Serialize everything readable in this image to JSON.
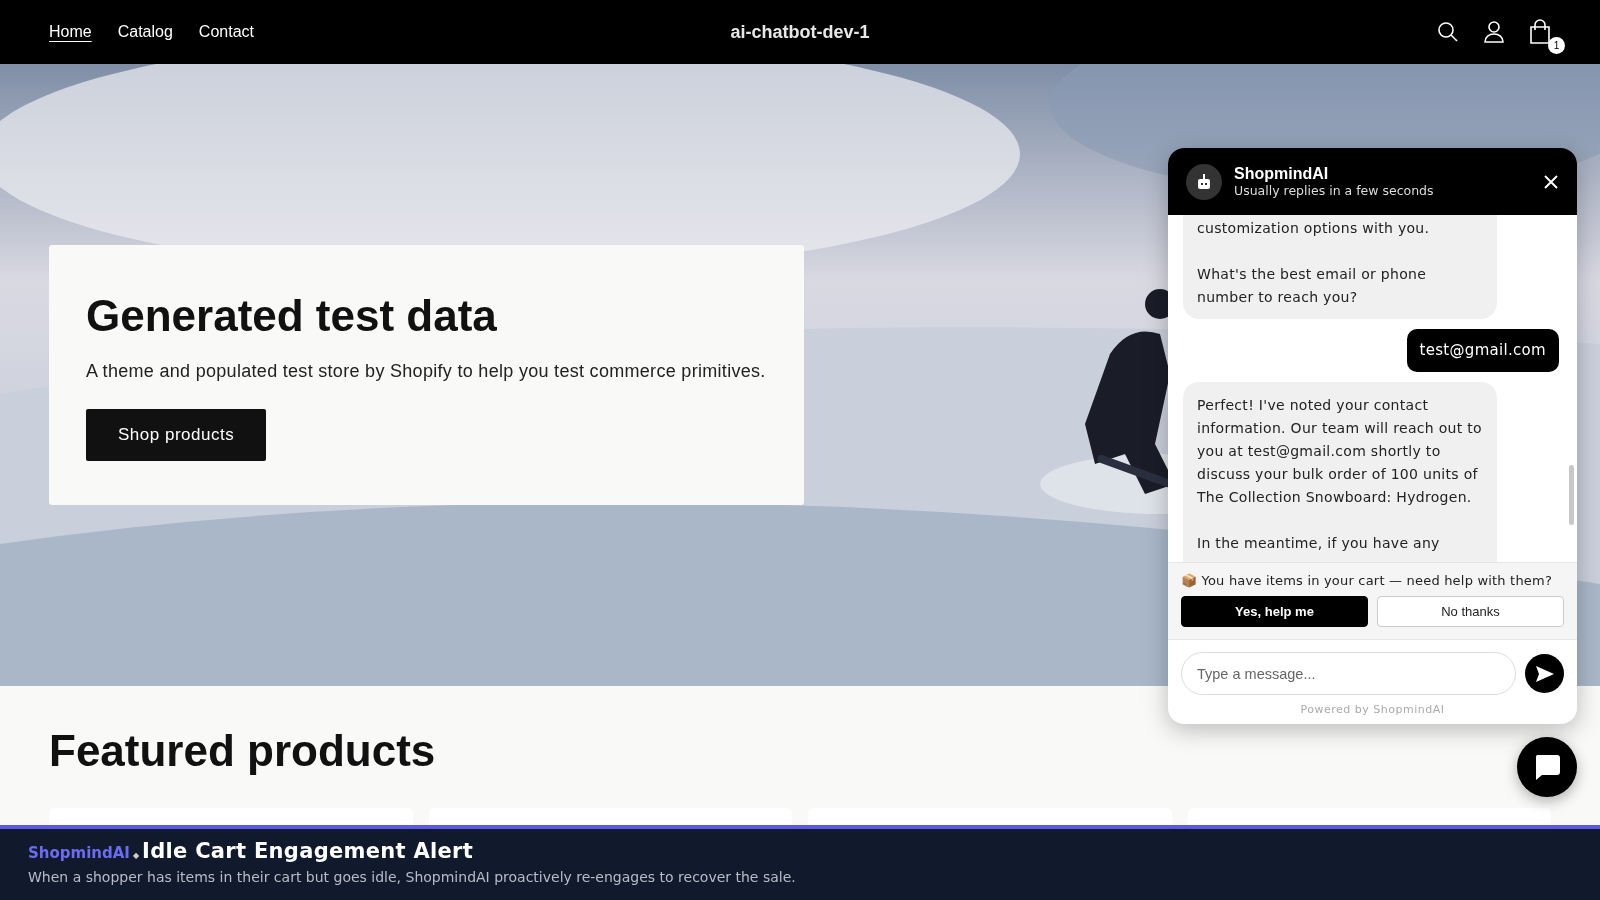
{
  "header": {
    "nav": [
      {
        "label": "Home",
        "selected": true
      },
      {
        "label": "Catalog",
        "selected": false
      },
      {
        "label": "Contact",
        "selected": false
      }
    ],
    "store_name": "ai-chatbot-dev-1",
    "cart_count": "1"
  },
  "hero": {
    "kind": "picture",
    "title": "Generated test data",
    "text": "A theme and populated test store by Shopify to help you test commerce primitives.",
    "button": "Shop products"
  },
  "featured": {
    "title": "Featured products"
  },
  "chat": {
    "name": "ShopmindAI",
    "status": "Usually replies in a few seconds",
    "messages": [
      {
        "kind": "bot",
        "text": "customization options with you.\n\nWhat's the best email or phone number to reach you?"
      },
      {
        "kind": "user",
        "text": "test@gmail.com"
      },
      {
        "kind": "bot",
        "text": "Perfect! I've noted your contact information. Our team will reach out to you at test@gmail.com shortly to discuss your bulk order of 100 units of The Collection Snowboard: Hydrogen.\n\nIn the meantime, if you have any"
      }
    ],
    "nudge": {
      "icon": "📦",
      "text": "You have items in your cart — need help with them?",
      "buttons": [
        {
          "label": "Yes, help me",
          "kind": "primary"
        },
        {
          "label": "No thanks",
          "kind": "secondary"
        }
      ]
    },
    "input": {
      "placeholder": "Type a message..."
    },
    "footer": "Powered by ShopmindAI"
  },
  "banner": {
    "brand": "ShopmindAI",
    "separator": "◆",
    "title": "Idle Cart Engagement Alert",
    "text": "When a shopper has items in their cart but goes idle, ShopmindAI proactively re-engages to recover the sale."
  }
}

[Instruction] Lines containing the string "reach" should be counted; reply with their number and nothing more.

[Answer for this exercise] 2